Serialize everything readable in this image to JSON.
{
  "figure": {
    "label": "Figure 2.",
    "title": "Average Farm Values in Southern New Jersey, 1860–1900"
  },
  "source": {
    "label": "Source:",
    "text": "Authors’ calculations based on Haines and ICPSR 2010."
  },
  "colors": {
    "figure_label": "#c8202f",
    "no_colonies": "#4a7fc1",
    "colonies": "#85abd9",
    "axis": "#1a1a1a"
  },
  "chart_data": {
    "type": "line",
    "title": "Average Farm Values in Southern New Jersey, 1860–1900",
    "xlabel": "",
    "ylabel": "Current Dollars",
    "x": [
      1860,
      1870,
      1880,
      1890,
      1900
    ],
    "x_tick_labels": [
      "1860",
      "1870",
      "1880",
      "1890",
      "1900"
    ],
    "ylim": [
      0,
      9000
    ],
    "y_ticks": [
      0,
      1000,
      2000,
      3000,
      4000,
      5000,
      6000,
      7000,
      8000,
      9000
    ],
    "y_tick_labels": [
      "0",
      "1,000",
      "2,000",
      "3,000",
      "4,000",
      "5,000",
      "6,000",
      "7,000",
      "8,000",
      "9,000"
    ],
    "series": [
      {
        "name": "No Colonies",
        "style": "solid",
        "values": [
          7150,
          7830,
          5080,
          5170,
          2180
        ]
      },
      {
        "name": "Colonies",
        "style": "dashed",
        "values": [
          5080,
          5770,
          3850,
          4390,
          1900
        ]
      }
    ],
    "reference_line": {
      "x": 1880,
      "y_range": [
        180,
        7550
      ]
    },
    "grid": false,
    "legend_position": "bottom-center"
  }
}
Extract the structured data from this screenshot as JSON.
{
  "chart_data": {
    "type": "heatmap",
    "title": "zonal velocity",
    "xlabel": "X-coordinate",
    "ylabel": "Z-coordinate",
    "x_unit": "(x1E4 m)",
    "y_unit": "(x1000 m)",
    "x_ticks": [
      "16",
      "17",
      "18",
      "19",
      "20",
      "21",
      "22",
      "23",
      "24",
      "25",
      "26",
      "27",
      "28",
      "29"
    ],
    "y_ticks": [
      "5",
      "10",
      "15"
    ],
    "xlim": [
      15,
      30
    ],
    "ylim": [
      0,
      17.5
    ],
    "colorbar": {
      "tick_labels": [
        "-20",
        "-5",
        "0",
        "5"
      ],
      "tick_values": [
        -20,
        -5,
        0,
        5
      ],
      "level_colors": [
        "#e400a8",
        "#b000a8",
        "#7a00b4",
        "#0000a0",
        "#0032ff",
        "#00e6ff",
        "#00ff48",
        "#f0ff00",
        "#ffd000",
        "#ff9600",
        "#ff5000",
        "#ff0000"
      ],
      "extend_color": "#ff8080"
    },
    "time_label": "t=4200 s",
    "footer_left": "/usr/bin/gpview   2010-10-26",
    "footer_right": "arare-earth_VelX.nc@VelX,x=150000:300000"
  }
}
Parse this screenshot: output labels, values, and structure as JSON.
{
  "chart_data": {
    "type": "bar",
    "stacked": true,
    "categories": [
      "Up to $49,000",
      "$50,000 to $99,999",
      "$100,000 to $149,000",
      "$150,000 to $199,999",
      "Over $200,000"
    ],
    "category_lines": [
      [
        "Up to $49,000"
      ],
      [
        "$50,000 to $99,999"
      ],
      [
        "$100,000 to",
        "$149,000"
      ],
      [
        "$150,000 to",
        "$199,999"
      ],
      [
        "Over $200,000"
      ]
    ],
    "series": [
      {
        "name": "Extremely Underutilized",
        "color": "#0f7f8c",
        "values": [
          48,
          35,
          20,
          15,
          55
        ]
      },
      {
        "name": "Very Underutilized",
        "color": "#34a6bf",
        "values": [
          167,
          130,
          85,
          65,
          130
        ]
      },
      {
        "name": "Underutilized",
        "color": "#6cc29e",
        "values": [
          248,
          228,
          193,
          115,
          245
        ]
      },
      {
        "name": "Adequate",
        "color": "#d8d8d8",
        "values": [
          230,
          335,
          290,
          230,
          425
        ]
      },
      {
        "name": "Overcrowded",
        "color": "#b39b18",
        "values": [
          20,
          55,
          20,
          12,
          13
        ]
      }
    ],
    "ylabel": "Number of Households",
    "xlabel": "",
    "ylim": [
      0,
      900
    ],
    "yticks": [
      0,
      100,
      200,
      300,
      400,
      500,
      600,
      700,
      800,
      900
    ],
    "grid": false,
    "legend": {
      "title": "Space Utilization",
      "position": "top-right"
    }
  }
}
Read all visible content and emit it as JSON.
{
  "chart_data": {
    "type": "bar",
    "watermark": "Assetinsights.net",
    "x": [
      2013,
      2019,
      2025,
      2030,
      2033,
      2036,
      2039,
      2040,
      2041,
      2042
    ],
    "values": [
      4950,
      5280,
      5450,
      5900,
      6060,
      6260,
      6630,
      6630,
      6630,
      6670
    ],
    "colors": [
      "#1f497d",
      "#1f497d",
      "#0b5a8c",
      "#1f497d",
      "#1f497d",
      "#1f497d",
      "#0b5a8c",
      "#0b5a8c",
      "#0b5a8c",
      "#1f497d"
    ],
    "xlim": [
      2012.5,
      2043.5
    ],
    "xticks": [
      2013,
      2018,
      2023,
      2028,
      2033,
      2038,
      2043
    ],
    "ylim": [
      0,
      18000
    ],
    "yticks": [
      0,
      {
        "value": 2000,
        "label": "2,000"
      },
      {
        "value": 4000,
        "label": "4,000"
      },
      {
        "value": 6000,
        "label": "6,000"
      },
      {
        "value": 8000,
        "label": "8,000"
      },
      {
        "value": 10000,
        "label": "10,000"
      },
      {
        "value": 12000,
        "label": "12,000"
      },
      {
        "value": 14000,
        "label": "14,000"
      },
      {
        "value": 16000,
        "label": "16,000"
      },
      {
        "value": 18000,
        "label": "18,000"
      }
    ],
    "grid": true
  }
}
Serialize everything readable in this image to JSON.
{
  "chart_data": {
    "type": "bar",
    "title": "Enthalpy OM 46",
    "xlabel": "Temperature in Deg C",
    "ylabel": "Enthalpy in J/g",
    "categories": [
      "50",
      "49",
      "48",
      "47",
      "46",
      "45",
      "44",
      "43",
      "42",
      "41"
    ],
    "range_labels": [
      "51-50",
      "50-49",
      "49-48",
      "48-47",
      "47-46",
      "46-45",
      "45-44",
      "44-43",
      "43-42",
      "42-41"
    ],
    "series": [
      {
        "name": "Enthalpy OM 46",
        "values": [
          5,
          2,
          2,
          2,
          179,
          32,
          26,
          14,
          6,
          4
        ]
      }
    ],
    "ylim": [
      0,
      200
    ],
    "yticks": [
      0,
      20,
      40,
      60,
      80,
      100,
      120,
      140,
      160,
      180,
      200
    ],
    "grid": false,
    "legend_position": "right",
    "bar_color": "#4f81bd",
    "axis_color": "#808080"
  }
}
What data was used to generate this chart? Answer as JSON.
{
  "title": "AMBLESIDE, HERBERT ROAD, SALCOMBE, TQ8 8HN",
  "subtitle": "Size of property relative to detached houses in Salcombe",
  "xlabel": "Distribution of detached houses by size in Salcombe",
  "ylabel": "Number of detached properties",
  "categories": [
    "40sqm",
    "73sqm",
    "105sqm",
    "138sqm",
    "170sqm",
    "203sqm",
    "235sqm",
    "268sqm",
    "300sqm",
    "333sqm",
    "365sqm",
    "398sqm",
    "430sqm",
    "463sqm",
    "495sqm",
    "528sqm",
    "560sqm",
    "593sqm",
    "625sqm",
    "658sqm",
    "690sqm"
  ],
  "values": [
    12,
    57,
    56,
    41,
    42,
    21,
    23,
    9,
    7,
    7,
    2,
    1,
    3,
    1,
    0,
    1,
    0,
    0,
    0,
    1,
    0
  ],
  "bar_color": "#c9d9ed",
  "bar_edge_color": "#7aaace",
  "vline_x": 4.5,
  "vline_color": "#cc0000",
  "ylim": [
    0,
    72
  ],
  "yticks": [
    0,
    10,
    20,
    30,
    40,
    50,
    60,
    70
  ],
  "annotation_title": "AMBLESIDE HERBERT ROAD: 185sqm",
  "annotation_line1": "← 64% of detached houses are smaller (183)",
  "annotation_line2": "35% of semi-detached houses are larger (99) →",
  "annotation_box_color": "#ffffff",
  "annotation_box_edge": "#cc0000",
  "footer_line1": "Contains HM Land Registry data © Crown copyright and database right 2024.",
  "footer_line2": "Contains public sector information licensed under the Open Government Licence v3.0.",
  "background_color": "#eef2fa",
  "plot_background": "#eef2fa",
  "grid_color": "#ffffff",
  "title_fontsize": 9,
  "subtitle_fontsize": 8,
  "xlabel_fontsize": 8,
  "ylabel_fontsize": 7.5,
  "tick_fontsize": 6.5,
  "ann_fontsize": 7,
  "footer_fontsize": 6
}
──────
**What is being asked**
Copy out each line in the listing that has the word "detached".

**Task result**
  "subtitle": "Size of property relative to detached houses in Salcombe",
  "xlabel": "Distribution of detached houses by size in Salcombe",
  "ylabel": "Number of detached properties",
  "annotation_line1": "← 64% of detached houses are smaller (183)",
  "annotation_line2": "35% of semi-detached houses are larger (99) →",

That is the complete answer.